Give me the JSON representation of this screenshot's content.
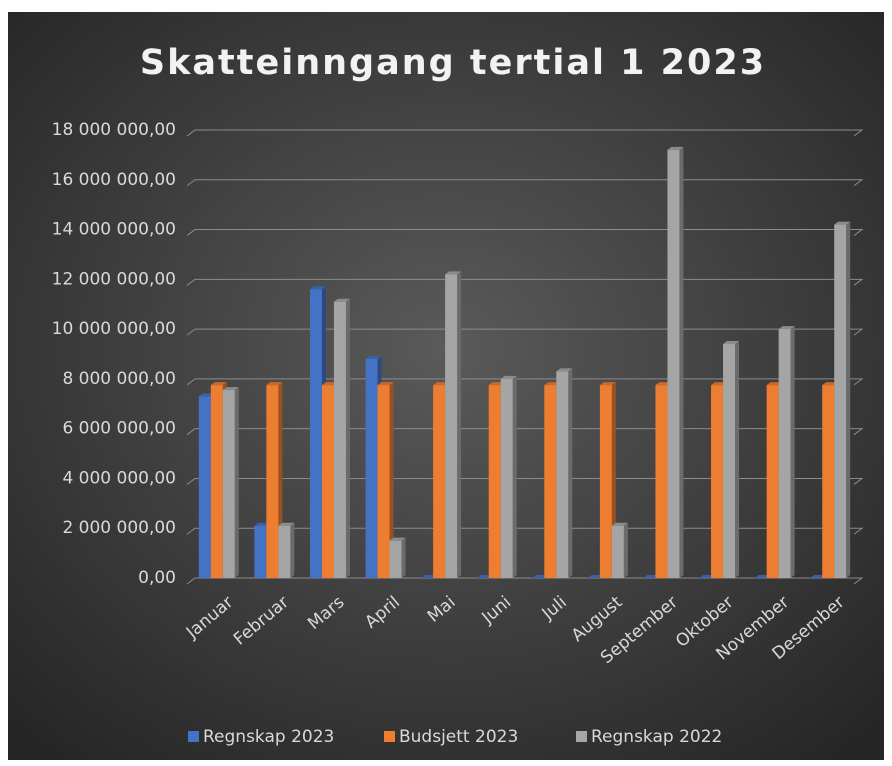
{
  "chart_data": {
    "type": "bar",
    "title": "Skatteinngang tertial 1 2023",
    "categories": [
      "Januar",
      "Februar",
      "Mars",
      "April",
      "Mai",
      "Juni",
      "Juli",
      "August",
      "September",
      "Oktober",
      "November",
      "Desember"
    ],
    "series": [
      {
        "name": "Regnskap 2023",
        "color": "#4472c4",
        "values": [
          7300000,
          2100000,
          11600000,
          8800000,
          0,
          0,
          0,
          0,
          0,
          0,
          0,
          0
        ]
      },
      {
        "name": "Budsjett 2023",
        "color": "#ed7d31",
        "values": [
          7750000,
          7750000,
          7750000,
          7750000,
          7750000,
          7750000,
          7750000,
          7750000,
          7750000,
          7750000,
          7750000,
          7750000
        ]
      },
      {
        "name": "Regnskap 2022",
        "color": "#a5a5a5",
        "values": [
          7550000,
          2100000,
          11100000,
          1500000,
          12200000,
          8000000,
          8300000,
          2100000,
          17200000,
          9400000,
          10000000,
          14200000
        ]
      }
    ],
    "ylim": [
      0,
      18000000
    ],
    "yticks": [
      {
        "value": 0,
        "label": "0,00"
      },
      {
        "value": 2000000,
        "label": "2 000 000,00"
      },
      {
        "value": 4000000,
        "label": "4 000 000,00"
      },
      {
        "value": 6000000,
        "label": "6 000 000,00"
      },
      {
        "value": 8000000,
        "label": "8 000 000,00"
      },
      {
        "value": 10000000,
        "label": "10 000 000,00"
      },
      {
        "value": 12000000,
        "label": "12 000 000,00"
      },
      {
        "value": 14000000,
        "label": "14 000 000,00"
      },
      {
        "value": 16000000,
        "label": "16 000 000,00"
      },
      {
        "value": 18000000,
        "label": "18 000 000,00"
      }
    ],
    "grid": true,
    "legend": "bottom"
  }
}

◆ **GOAL**
Copy, from the material above, each line in which the string "label" occurs.

◆ **CORRECT ANSWER**
        "label": "0,00"
        "label": "2 000 000,00"
        "label": "4 000 000,00"
        "label": "6 000 000,00"
        "label": "8 000 000,00"
        "label": "10 000 000,00"
        "label": "12 000 000,00"
        "label": "14 000 000,00"
        "label": "16 000 000,00"
        "label": "18 000 000,00"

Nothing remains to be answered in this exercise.